==== Given data ====

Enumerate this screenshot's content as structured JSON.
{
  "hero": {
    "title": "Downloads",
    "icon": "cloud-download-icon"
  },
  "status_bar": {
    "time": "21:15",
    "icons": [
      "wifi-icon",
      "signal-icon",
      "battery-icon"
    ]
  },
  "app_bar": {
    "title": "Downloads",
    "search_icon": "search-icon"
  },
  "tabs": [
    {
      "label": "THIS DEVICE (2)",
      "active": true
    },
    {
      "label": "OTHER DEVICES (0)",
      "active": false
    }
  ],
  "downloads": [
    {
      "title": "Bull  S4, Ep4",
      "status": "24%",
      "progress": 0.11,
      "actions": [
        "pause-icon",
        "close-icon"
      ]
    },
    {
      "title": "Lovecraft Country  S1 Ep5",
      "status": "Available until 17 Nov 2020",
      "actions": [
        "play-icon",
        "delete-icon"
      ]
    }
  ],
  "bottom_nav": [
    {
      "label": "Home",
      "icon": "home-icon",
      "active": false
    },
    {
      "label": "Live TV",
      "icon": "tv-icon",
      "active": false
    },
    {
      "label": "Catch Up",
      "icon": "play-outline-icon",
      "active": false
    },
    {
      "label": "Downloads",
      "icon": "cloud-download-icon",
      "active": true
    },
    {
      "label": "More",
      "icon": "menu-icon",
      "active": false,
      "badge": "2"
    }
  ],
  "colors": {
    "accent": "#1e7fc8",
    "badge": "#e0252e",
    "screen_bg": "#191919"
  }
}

====

Take the listing above and set it down exactly.

Enumerate this screenshot's content as structured JSON.
{
  "hero": {
    "title": "Downloads",
    "icon": "cloud-download-icon"
  },
  "status_bar": {
    "time": "21:15",
    "icons": [
      "wifi-icon",
      "signal-icon",
      "battery-icon"
    ]
  },
  "app_bar": {
    "title": "Downloads",
    "search_icon": "search-icon"
  },
  "tabs": [
    {
      "label": "THIS DEVICE (2)",
      "active": true
    },
    {
      "label": "OTHER DEVICES (0)",
      "active": false
    }
  ],
  "downloads": [
    {
      "title": "Bull  S4, Ep4",
      "status": "24%",
      "progress": 0.11,
      "actions": [
        "pause-icon",
        "close-icon"
      ]
    },
    {
      "title": "Lovecraft Country  S1 Ep5",
      "status": "Available until 17 Nov 2020",
      "actions": [
        "play-icon",
        "delete-icon"
      ]
    }
  ],
  "bottom_nav": [
    {
      "label": "Home",
      "icon": "home-icon",
      "active": false
    },
    {
      "label": "Live TV",
      "icon": "tv-icon",
      "active": false
    },
    {
      "label": "Catch Up",
      "icon": "play-outline-icon",
      "active": false
    },
    {
      "label": "Downloads",
      "icon": "cloud-download-icon",
      "active": true
    },
    {
      "label": "More",
      "icon": "menu-icon",
      "active": false,
      "badge": "2"
    }
  ],
  "colors": {
    "accent": "#1e7fc8",
    "badge": "#e0252e",
    "screen_bg": "#191919"
  }
}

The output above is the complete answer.